Task description
Lines that include the word "subtitle" are the ones to copy.

Available records
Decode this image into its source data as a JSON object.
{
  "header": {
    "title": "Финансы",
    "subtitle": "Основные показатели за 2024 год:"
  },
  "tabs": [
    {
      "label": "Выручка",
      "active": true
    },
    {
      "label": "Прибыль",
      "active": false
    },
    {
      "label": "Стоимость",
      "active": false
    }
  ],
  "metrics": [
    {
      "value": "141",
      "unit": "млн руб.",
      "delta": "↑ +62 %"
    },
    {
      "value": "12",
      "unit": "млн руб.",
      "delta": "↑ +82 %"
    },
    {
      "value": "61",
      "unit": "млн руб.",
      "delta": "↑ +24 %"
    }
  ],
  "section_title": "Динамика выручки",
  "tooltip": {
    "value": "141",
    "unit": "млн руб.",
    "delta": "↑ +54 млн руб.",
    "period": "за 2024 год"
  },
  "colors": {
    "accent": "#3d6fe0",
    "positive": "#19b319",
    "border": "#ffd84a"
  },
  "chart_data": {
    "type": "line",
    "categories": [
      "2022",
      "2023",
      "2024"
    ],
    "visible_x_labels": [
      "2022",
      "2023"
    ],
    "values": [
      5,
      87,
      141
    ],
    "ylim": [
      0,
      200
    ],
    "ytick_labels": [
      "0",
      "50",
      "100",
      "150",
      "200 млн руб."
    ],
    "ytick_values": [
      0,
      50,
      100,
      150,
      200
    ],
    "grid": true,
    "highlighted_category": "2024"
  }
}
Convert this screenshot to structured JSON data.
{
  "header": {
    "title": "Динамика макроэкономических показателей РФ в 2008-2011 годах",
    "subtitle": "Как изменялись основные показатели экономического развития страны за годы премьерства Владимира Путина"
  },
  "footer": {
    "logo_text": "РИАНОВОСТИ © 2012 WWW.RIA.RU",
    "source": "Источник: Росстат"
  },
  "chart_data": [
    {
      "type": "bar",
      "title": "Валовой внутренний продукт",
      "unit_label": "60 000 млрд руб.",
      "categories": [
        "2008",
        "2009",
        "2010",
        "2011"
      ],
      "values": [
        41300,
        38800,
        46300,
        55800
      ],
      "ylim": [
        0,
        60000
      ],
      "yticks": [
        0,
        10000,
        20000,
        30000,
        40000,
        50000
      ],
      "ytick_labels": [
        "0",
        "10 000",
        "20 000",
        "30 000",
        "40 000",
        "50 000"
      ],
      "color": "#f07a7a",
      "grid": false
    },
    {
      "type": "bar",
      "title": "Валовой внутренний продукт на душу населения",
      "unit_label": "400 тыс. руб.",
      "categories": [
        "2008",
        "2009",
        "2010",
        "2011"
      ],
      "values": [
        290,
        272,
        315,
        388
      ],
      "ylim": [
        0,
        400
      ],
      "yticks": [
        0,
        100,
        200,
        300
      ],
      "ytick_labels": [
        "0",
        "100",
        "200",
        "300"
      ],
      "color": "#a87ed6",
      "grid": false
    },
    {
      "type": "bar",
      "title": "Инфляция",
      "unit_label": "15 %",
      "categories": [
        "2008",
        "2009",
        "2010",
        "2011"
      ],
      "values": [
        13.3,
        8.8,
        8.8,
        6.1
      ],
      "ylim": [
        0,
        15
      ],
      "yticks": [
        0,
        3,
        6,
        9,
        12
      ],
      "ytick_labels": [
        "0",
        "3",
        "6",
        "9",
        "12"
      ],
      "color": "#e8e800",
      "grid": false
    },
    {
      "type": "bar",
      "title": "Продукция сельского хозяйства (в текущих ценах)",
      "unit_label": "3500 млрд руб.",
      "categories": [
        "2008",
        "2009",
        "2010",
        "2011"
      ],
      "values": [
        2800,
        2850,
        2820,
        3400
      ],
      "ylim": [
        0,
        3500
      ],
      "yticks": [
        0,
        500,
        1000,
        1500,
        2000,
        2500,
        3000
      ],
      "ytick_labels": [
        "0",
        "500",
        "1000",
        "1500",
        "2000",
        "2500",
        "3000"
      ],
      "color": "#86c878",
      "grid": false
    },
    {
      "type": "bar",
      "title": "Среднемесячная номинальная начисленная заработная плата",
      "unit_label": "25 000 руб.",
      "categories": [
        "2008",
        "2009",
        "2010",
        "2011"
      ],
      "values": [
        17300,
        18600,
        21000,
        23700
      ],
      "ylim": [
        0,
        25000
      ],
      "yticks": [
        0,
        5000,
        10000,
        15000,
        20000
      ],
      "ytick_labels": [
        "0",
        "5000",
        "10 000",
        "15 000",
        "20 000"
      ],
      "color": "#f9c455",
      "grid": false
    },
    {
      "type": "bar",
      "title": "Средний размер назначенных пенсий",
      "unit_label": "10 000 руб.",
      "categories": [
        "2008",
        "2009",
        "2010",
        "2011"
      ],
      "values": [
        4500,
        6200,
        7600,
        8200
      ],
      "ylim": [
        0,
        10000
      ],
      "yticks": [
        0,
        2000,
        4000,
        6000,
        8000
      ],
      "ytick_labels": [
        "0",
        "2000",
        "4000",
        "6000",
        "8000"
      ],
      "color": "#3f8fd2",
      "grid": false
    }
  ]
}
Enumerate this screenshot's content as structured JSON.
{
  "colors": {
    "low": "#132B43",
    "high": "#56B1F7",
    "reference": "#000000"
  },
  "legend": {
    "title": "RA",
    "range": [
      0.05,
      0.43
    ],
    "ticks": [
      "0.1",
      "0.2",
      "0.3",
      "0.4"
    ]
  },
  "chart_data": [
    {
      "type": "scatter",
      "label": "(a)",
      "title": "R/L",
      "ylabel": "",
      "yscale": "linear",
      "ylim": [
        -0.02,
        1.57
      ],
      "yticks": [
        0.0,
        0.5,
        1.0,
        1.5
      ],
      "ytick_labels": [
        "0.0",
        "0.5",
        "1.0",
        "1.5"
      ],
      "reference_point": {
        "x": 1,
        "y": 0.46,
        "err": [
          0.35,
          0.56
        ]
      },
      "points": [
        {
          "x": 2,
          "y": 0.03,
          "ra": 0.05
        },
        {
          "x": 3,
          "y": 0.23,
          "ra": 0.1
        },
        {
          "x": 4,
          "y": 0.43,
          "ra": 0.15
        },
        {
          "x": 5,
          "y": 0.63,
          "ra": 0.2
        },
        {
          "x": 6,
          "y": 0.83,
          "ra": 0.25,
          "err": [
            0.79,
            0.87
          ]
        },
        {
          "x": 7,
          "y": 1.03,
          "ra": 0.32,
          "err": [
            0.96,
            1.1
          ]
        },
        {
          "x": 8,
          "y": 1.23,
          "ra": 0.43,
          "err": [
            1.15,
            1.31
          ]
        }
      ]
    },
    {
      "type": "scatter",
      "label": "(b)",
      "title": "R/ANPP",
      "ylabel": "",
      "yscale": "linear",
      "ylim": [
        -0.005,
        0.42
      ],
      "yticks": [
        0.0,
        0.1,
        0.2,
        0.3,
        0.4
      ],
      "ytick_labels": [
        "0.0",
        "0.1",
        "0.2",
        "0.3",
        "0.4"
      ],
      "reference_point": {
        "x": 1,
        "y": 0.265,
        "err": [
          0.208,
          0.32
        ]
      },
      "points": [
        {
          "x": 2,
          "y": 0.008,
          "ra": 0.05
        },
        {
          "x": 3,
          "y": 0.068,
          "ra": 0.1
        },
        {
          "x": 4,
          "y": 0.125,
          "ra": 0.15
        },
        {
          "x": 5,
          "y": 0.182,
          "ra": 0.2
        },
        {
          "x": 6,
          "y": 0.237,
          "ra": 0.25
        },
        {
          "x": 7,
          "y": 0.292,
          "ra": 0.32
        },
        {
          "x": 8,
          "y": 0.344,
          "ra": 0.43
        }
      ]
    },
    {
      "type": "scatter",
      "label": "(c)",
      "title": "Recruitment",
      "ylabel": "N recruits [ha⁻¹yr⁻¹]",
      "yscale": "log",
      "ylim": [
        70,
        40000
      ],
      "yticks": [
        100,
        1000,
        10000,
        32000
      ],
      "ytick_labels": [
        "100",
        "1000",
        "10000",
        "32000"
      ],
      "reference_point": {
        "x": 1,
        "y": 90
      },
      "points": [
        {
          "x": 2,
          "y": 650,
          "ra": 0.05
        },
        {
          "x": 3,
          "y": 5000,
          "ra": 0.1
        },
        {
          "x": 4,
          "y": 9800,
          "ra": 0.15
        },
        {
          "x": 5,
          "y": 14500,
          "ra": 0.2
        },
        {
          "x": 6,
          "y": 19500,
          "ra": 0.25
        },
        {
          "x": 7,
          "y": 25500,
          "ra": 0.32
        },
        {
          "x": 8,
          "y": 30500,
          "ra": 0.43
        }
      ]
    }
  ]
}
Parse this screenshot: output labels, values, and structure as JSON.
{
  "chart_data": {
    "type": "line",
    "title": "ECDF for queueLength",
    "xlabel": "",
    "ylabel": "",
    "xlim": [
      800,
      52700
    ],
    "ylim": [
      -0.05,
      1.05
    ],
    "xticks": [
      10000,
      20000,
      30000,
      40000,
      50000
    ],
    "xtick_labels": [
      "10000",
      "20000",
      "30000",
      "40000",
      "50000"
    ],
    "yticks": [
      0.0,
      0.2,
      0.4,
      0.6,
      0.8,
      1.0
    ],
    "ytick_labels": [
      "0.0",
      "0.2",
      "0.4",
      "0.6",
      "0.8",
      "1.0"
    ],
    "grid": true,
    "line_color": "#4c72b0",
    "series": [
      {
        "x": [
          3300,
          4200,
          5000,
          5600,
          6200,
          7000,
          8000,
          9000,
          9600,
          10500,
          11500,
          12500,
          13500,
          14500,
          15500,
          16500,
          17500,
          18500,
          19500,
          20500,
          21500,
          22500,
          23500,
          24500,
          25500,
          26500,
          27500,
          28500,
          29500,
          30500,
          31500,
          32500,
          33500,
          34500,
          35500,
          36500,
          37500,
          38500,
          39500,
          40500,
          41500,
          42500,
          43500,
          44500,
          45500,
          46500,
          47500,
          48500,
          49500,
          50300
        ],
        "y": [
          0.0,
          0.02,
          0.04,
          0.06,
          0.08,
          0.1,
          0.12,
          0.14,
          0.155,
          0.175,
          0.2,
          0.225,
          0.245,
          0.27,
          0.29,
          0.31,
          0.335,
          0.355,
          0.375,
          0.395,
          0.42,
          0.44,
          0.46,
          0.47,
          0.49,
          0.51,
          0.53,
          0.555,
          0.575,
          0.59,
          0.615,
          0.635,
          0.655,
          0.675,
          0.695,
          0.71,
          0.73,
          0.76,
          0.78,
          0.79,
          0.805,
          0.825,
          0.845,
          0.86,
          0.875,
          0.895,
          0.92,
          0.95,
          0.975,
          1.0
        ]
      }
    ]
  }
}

Exercise result
    "subtitle": "Основные показатели за 2024 год:"
    "subtitle": "Как изменялись основные показатели экономического развития страны за годы премьерства Владимира Путина"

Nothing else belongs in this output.